#### Exercise directions
List all lines of the data that include the string "live".

::::

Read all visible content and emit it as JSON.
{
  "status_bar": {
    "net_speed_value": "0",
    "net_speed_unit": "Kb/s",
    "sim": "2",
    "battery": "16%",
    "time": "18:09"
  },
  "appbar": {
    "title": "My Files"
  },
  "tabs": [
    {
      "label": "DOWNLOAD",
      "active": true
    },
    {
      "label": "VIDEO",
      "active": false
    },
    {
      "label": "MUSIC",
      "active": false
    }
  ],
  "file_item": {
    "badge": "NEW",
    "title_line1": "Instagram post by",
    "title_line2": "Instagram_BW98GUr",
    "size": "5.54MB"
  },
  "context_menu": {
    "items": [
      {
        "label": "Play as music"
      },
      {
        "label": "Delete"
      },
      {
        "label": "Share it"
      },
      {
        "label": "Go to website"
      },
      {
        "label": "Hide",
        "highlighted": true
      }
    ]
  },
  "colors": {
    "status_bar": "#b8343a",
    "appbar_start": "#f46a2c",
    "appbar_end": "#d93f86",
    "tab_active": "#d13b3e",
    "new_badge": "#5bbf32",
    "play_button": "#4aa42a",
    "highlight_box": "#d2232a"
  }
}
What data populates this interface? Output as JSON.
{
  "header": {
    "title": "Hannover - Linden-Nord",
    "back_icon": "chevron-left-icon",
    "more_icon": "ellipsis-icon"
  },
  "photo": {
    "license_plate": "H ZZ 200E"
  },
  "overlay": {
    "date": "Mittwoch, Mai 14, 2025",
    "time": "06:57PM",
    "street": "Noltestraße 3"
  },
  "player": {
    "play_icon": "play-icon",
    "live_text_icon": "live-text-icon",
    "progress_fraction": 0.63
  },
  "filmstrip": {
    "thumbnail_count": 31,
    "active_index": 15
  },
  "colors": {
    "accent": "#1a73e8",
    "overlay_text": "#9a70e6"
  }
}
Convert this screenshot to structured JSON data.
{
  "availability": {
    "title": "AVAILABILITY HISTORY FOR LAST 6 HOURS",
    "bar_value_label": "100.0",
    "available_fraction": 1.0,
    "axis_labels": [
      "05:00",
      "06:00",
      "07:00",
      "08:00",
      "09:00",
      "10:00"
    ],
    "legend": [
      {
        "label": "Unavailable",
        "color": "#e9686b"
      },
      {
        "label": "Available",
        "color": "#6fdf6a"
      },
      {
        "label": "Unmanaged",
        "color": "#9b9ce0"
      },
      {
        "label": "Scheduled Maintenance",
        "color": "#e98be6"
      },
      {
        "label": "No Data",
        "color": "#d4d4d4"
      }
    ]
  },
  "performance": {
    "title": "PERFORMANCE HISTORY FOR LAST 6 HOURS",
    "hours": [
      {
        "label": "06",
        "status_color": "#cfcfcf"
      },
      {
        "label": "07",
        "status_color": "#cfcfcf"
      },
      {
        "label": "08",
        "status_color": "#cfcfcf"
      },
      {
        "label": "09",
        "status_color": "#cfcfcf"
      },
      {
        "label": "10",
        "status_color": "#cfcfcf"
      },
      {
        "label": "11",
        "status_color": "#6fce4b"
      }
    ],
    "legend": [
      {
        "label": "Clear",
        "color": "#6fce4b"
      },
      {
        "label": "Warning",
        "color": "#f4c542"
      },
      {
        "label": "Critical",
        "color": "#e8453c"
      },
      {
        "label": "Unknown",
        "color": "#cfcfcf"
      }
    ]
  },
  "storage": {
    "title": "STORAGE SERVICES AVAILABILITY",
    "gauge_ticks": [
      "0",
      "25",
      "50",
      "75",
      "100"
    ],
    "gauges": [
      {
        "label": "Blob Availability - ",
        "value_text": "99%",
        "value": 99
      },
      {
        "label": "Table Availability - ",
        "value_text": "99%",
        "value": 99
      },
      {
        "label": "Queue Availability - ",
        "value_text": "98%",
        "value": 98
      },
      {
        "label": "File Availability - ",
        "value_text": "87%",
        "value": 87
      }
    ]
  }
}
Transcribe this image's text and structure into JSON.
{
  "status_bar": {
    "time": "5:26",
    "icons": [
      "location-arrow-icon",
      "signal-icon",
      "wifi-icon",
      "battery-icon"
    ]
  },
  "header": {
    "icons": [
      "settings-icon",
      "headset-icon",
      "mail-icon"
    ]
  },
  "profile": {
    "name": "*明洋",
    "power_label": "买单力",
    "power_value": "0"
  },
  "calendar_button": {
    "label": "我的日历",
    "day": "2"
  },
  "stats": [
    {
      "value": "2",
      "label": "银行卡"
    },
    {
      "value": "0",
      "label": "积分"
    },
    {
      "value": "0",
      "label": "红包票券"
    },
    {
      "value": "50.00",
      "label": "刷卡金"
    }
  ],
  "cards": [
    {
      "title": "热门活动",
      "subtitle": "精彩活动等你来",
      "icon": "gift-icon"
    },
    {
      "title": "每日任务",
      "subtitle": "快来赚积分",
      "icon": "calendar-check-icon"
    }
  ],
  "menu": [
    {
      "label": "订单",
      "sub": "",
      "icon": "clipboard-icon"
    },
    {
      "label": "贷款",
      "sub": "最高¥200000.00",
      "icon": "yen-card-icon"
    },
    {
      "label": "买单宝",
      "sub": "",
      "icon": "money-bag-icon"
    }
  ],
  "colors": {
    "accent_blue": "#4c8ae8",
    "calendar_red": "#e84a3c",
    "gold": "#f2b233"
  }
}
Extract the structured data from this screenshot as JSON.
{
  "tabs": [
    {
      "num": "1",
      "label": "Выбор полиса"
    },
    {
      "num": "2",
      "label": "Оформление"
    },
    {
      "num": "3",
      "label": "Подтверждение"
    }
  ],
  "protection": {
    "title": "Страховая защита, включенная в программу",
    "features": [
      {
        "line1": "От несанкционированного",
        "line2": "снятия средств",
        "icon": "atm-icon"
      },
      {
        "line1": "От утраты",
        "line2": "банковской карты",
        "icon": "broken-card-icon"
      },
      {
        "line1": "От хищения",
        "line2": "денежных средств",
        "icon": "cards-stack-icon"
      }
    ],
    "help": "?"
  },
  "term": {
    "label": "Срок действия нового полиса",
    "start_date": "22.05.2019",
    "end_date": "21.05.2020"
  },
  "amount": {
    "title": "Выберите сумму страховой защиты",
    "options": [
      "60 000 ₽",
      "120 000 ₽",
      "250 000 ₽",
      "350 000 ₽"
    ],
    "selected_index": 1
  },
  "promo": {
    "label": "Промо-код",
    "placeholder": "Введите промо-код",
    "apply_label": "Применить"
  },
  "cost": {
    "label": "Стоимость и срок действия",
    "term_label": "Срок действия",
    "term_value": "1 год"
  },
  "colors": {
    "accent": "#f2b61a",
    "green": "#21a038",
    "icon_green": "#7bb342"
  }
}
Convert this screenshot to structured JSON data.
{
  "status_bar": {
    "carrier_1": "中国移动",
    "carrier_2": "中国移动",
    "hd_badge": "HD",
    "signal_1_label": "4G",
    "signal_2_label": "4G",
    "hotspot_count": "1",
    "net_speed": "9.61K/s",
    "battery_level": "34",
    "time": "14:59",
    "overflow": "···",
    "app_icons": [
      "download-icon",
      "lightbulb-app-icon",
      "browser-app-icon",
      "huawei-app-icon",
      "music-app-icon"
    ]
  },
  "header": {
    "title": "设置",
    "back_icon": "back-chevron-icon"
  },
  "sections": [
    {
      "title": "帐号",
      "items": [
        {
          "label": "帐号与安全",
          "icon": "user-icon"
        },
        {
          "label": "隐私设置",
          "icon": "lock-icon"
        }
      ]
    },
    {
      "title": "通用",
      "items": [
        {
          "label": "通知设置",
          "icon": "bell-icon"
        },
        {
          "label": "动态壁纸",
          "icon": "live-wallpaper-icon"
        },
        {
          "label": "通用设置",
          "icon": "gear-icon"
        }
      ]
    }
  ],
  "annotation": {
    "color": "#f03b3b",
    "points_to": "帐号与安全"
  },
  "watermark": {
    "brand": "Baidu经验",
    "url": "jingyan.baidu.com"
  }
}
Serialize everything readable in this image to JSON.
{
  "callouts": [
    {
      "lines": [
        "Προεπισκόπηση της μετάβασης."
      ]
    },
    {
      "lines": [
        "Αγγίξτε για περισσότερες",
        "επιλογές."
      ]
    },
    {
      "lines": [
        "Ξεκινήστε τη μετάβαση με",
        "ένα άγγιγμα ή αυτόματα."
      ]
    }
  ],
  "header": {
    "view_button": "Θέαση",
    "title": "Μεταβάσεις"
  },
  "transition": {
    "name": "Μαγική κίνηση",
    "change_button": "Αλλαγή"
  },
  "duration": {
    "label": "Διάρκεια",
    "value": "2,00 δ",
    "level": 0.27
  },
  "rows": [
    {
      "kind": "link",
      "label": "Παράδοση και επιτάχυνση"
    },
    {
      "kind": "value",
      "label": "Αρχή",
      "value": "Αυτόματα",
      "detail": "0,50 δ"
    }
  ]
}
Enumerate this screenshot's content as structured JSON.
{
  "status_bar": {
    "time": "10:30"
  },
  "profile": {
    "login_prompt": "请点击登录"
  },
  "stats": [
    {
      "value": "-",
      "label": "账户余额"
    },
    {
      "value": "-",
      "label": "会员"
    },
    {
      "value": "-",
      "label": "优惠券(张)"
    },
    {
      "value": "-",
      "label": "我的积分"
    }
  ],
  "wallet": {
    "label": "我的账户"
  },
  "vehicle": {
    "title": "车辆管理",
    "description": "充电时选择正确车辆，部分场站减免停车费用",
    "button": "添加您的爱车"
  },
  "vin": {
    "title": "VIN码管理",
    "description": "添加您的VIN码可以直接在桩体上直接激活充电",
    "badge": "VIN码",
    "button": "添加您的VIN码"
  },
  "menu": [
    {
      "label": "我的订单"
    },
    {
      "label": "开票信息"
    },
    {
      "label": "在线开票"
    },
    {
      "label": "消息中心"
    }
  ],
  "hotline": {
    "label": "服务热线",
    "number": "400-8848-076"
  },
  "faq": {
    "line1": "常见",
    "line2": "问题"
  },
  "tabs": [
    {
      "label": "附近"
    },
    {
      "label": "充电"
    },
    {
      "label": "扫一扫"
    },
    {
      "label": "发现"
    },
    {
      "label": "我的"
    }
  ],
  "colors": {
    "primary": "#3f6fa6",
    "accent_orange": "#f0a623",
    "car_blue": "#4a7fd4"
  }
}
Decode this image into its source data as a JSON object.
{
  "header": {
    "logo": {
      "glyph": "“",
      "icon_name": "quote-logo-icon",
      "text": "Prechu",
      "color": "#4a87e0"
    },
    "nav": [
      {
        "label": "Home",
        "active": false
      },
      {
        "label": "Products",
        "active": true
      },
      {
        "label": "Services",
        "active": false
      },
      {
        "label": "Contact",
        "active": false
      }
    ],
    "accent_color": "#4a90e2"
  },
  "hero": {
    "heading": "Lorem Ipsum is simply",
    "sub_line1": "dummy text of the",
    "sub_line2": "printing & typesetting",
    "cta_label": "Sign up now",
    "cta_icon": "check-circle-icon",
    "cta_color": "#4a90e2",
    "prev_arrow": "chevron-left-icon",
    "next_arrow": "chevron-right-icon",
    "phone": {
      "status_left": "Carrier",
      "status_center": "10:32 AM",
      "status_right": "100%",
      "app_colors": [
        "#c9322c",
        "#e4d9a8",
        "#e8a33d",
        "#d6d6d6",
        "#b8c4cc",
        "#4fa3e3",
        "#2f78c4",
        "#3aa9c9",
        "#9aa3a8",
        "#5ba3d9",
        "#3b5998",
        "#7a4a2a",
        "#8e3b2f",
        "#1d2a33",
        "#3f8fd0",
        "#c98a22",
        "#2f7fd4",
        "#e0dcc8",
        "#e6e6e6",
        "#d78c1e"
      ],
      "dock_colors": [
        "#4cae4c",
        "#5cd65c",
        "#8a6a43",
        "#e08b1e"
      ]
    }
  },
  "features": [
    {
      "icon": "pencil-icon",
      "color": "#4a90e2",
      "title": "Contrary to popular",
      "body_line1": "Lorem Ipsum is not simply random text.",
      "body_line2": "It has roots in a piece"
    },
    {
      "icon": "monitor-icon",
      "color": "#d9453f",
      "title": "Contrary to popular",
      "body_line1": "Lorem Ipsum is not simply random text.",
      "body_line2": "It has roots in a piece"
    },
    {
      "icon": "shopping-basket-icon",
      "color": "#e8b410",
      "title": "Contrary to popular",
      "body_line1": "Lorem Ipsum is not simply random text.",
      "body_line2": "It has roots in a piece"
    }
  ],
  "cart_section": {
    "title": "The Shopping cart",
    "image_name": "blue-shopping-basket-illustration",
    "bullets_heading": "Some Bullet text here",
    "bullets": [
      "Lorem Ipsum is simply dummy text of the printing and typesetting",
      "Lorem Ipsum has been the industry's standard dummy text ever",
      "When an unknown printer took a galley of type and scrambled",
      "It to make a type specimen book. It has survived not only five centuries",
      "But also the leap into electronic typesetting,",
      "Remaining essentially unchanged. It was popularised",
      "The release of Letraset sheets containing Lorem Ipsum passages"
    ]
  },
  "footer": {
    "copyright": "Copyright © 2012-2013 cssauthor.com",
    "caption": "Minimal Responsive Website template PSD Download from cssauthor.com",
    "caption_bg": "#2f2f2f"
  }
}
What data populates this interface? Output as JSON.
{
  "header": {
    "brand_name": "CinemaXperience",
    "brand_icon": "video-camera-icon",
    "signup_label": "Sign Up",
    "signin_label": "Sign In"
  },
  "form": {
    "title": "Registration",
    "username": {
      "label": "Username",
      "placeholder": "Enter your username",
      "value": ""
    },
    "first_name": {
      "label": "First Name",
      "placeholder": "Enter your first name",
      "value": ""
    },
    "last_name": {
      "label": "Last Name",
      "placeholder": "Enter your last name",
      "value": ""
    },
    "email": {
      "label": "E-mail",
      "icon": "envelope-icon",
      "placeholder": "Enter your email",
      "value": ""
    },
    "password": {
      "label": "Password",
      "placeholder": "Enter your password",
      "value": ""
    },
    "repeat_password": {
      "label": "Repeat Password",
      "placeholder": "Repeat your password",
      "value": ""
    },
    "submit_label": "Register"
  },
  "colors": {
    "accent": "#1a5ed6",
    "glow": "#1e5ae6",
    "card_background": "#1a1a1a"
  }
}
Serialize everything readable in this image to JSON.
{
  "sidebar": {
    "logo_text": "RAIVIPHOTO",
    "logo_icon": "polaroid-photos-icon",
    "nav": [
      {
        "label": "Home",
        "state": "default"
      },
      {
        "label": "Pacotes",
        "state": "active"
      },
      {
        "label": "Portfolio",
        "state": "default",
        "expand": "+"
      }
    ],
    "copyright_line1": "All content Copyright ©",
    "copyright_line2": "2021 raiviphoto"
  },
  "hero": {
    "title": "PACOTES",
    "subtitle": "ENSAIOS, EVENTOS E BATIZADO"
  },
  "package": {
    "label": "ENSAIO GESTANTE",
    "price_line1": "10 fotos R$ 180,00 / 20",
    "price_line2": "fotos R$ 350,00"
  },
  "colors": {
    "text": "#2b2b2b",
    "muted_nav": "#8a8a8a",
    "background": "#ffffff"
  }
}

::::

#### Solution for this task
    "live_text_icon": "live-text-icon",
          "icon": "live-wallpaper-icon"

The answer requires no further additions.